● Short exercise
From the listing below, copy every line with the word "的坐标分别为".

:: Data ::

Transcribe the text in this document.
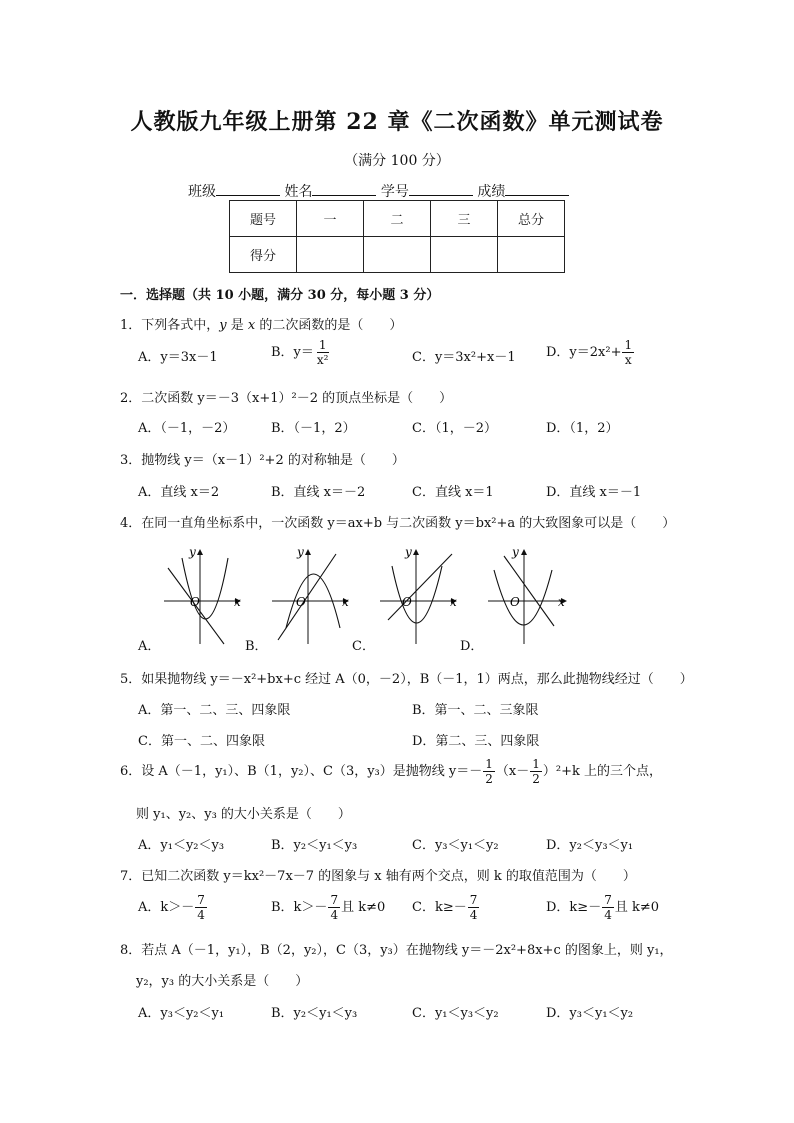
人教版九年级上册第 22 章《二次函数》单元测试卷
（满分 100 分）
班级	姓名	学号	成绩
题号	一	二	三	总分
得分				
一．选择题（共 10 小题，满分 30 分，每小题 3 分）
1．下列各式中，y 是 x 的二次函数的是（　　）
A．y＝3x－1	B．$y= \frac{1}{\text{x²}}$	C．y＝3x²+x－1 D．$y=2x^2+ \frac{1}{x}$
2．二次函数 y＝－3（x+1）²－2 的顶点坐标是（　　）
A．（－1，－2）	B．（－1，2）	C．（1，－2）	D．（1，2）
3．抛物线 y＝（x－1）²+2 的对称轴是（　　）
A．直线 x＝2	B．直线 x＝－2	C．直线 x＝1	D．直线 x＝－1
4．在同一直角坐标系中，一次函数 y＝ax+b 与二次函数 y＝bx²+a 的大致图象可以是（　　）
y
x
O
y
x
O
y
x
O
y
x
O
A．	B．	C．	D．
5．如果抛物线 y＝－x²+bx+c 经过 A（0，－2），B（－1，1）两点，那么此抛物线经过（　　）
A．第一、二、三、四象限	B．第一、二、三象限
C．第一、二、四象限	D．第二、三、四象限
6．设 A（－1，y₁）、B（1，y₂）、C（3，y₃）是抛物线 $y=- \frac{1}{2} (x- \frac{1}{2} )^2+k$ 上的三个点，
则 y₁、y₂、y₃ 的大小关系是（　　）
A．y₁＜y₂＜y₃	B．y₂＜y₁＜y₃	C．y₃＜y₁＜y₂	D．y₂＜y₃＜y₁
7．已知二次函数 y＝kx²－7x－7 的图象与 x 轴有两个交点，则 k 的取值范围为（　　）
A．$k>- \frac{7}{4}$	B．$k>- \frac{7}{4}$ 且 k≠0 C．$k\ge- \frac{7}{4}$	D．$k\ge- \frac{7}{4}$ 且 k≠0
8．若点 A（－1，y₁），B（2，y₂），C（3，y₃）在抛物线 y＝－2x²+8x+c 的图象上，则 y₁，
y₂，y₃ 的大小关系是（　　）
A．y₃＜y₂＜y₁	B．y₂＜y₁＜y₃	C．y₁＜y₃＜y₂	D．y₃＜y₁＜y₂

:::
:: Data ::

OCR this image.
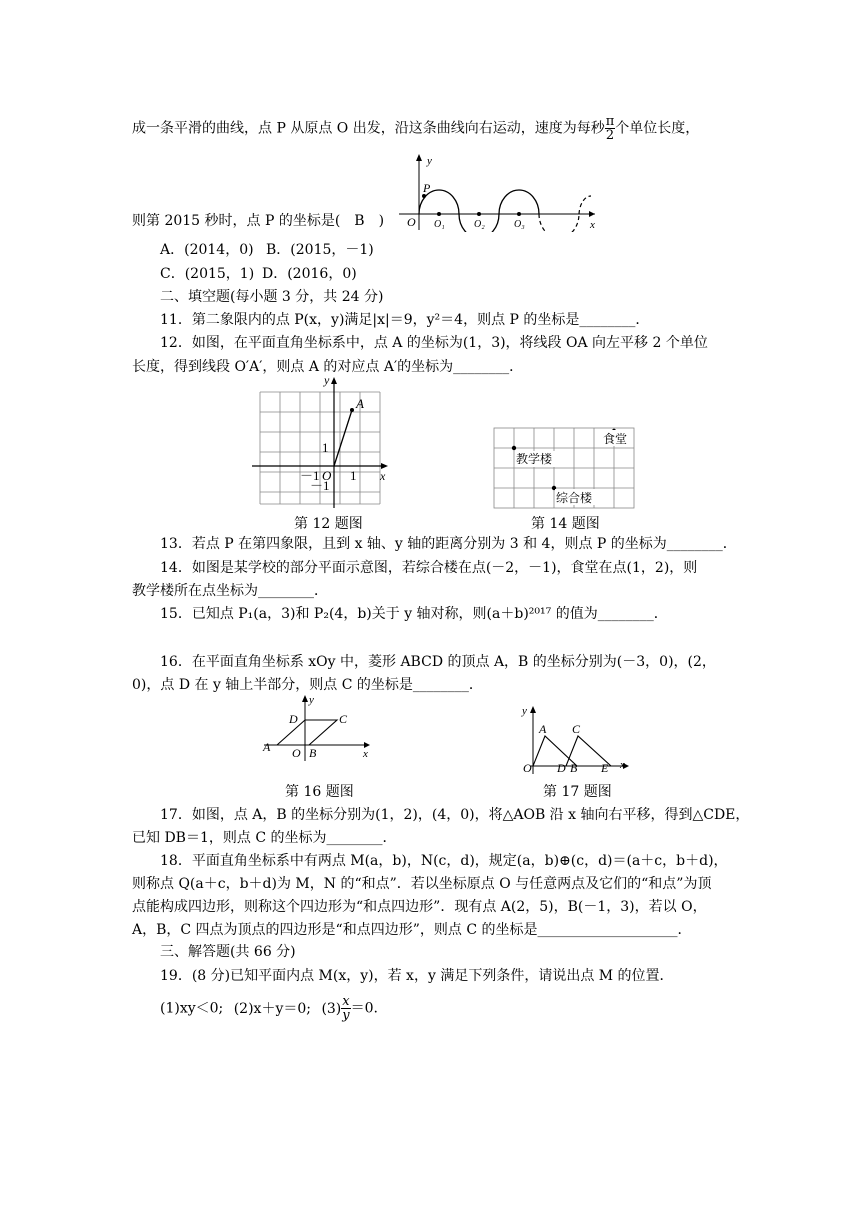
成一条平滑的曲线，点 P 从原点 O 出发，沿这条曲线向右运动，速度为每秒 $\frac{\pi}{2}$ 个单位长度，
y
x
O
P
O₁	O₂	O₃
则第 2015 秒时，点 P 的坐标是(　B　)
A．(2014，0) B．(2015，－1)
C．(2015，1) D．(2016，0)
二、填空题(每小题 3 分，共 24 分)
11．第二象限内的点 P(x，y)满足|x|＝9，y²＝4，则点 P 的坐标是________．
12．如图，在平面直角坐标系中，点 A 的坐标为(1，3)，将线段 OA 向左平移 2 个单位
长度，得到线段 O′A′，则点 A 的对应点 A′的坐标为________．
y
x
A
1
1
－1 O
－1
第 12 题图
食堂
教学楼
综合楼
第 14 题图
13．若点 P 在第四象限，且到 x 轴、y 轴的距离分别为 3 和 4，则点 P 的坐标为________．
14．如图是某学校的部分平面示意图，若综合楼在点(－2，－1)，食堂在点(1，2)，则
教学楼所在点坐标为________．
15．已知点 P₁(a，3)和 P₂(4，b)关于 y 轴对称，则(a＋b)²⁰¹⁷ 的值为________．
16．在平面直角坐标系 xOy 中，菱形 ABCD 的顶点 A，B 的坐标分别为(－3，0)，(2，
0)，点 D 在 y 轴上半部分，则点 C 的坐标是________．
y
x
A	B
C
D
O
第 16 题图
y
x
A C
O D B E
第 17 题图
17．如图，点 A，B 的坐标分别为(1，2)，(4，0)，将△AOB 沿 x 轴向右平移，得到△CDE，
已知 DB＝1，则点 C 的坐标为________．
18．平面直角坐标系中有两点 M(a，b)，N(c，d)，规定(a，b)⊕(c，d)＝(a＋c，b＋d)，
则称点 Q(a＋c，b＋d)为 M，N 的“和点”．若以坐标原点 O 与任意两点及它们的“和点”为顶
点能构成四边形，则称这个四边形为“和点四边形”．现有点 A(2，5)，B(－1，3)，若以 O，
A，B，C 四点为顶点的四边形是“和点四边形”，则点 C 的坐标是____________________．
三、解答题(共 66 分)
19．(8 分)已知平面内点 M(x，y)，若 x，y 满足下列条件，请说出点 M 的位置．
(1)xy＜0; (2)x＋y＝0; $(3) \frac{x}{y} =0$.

:::

● Task solution
16．在平面直角坐标系 xOy 中，菱形 ABCD 的顶点 A，B 的坐标分别为(－3，0)，(2，
17．如图，点 A，B 的坐标分别为(1，2)，(4，0)，将△AOB 沿 x 轴向右平移，得到△CDE，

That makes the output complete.